-- Start --
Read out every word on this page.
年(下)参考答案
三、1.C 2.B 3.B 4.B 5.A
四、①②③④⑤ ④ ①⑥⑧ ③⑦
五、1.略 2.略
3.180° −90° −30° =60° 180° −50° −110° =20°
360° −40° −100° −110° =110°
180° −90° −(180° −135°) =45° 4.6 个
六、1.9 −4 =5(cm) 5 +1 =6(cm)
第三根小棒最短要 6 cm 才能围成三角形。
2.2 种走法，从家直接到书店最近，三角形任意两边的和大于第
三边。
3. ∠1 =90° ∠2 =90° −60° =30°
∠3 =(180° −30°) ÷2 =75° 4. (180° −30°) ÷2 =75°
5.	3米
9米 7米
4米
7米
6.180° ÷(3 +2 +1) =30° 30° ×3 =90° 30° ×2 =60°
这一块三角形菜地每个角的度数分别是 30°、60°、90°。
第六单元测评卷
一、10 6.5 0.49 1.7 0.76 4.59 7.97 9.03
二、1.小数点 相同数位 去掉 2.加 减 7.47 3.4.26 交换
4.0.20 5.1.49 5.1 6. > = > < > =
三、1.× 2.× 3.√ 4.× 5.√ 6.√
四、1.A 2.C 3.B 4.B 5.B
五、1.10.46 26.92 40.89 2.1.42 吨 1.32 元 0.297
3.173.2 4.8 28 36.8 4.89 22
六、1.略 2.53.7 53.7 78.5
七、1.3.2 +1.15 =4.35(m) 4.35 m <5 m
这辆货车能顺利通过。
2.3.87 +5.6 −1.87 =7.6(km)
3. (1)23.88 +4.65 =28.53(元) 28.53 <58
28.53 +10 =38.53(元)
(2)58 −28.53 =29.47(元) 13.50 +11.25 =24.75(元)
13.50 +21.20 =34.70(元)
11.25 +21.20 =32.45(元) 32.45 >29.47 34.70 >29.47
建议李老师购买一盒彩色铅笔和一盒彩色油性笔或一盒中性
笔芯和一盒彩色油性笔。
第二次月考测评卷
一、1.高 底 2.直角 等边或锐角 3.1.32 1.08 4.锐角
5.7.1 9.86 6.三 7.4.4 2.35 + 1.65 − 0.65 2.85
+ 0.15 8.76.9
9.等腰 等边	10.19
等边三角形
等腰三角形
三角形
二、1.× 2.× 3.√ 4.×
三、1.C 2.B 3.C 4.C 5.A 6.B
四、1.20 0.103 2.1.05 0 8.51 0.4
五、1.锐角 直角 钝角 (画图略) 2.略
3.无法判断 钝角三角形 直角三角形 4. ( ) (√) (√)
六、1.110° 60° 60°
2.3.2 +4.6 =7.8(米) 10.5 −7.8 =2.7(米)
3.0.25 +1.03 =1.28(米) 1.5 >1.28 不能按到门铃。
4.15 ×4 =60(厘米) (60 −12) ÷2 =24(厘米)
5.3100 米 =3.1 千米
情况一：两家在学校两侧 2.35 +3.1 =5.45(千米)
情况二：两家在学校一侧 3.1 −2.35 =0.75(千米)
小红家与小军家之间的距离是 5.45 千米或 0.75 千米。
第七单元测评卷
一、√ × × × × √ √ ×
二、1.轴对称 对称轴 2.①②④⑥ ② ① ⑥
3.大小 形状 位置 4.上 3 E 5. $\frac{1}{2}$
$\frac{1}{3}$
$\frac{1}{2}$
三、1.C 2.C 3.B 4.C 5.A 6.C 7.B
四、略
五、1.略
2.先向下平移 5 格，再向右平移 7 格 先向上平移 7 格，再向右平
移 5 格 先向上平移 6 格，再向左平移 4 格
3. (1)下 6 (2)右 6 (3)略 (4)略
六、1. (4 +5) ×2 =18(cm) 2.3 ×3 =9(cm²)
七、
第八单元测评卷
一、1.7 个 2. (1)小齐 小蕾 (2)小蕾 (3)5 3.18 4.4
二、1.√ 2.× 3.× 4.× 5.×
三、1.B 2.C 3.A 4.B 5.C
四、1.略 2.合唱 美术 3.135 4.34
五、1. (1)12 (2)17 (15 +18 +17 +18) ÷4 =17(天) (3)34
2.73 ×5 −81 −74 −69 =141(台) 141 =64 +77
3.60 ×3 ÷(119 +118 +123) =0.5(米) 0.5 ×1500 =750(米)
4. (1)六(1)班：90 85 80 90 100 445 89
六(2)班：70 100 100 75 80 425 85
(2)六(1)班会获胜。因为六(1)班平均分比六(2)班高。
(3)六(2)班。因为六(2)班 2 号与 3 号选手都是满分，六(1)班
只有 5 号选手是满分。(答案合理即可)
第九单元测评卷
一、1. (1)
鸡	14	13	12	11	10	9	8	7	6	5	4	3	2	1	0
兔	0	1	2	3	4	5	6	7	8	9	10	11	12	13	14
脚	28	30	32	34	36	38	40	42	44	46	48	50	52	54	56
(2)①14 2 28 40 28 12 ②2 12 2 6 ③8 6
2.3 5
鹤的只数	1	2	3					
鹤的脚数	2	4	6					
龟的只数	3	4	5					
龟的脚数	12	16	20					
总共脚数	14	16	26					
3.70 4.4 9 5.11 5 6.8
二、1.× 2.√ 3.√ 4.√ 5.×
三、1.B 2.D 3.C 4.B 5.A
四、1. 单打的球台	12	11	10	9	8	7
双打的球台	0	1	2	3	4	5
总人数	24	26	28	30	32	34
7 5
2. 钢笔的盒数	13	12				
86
-- End --
**What is asked**
Take the material above and return all of it exactly.

**Solution to this task**
Read out every word on this page.
年(下)参考答案
三、1.C 2.B 3.B 4.B 5.A
四、①②③④⑤ ④ ①⑥⑧ ③⑦
五、1.略 2.略
3.180° −90° −30° =60° 180° −50° −110° =20°
360° −40° −100° −110° =110°
180° −90° −(180° −135°) =45° 4.6 个
六、1.9 −4 =5(cm) 5 +1 =6(cm)
第三根小棒最短要 6 cm 才能围成三角形。
2.2 种走法，从家直接到书店最近，三角形任意两边的和大于第
三边。
3. ∠1 =90° ∠2 =90° −60° =30°
∠3 =(180° −30°) ÷2 =75° 4. (180° −30°) ÷2 =75°
5.	3米
9米 7米
4米
7米
6.180° ÷(3 +2 +1) =30° 30° ×3 =90° 30° ×2 =60°
这一块三角形菜地每个角的度数分别是 30°、60°、90°。
第六单元测评卷
一、10 6.5 0.49 1.7 0.76 4.59 7.97 9.03
二、1.小数点 相同数位 去掉 2.加 减 7.47 3.4.26 交换
4.0.20 5.1.49 5.1 6. > = > < > =
三、1.× 2.× 3.√ 4.× 5.√ 6.√
四、1.A 2.C 3.B 4.B 5.B
五、1.10.46 26.92 40.89 2.1.42 吨 1.32 元 0.297
3.173.2 4.8 28 36.8 4.89 22
六、1.略 2.53.7 53.7 78.5
七、1.3.2 +1.15 =4.35(m) 4.35 m <5 m
这辆货车能顺利通过。
2.3.87 +5.6 −1.87 =7.6(km)
3. (1)23.88 +4.65 =28.53(元) 28.53 <58
28.53 +10 =38.53(元)
(2)58 −28.53 =29.47(元) 13.50 +11.25 =24.75(元)
13.50 +21.20 =34.70(元)
11.25 +21.20 =32.45(元) 32.45 >29.47 34.70 >29.47
建议李老师购买一盒彩色铅笔和一盒彩色油性笔或一盒中性
笔芯和一盒彩色油性笔。
第二次月考测评卷
一、1.高 底 2.直角 等边或锐角 3.1.32 1.08 4.锐角
5.7.1 9.86 6.三 7.4.4 2.35 + 1.65 − 0.65 2.85
+ 0.15 8.76.9
9.等腰 等边	10.19
等边三角形
等腰三角形
三角形
二、1.× 2.× 3.√ 4.×
三、1.C 2.B 3.C 4.C 5.A 6.B
四、1.20 0.103 2.1.05 0 8.51 0.4
五、1.锐角 直角 钝角 (画图略) 2.略
3.无法判断 钝角三角形 直角三角形 4. ( ) (√) (√)
六、1.110° 60° 60°
2.3.2 +4.6 =7.8(米) 10.5 −7.8 =2.7(米)
3.0.25 +1.03 =1.28(米) 1.5 >1.28 不能按到门铃。
4.15 ×4 =60(厘米) (60 −12) ÷2 =24(厘米)
5.3100 米 =3.1 千米
情况一：两家在学校两侧 2.35 +3.1 =5.45(千米)
情况二：两家在学校一侧 3.1 −2.35 =0.75(千米)
小红家与小军家之间的距离是 5.45 千米或 0.75 千米。
第七单元测评卷
一、√ × × × × √ √ ×
二、1.轴对称 对称轴 2.①②④⑥ ② ① ⑥
3.大小 形状 位置 4.上 3 E 5. $\frac{1}{2}$
$\frac{1}{3}$
$\frac{1}{2}$
三、1.C 2.C 3.B 4.C 5.A 6.C 7.B
四、略
五、1.略
2.先向下平移 5 格，再向右平移 7 格 先向上平移 7 格，再向右平
移 5 格 先向上平移 6 格，再向左平移 4 格
3. (1)下 6 (2)右 6 (3)略 (4)略
六、1. (4 +5) ×2 =18(cm) 2.3 ×3 =9(cm²)
七、
第八单元测评卷
一、1.7 个 2. (1)小齐 小蕾 (2)小蕾 (3)5 3.18 4.4
二、1.√ 2.× 3.× 4.× 5.×
三、1.B 2.C 3.A 4.B 5.C
四、1.略 2.合唱 美术 3.135 4.34
五、1. (1)12 (2)17 (15 +18 +17 +18) ÷4 =17(天) (3)34
2.73 ×5 −81 −74 −69 =141(台) 141 =64 +77
3.60 ×3 ÷(119 +118 +123) =0.5(米) 0.5 ×1500 =750(米)
4. (1)六(1)班：90 85 80 90 100 445 89
六(2)班：70 100 100 75 80 425 85
(2)六(1)班会获胜。因为六(1)班平均分比六(2)班高。
(3)六(2)班。因为六(2)班 2 号与 3 号选手都是满分，六(1)班
只有 5 号选手是满分。(答案合理即可)
第九单元测评卷
一、1. (1)
鸡	14	13	12	11	10	9	8	7	6	5	4	3	2	1	0
兔	0	1	2	3	4	5	6	7	8	9	10	11	12	13	14
脚	28	30	32	34	36	38	40	42	44	46	48	50	52	54	56
(2)①14 2 28 40 28 12 ②2 12 2 6 ③8 6
2.3 5
鹤的只数	1	2	3					
鹤的脚数	2	4	6					
龟的只数	3	4	5					
龟的脚数	12	16	20					
总共脚数	14	16	26					
3.70 4.4 9 5.11 5 6.8
二、1.× 2.√ 3.√ 4.√ 5.×
三、1.B 2.D 3.C 4.B 5.A
四、1. 单打的球台	12	11	10	9	8	7
双打的球台	0	1	2	3	4	5
总人数	24	26	28	30	32	34
7 5
2. 钢笔的盒数	13	12				
86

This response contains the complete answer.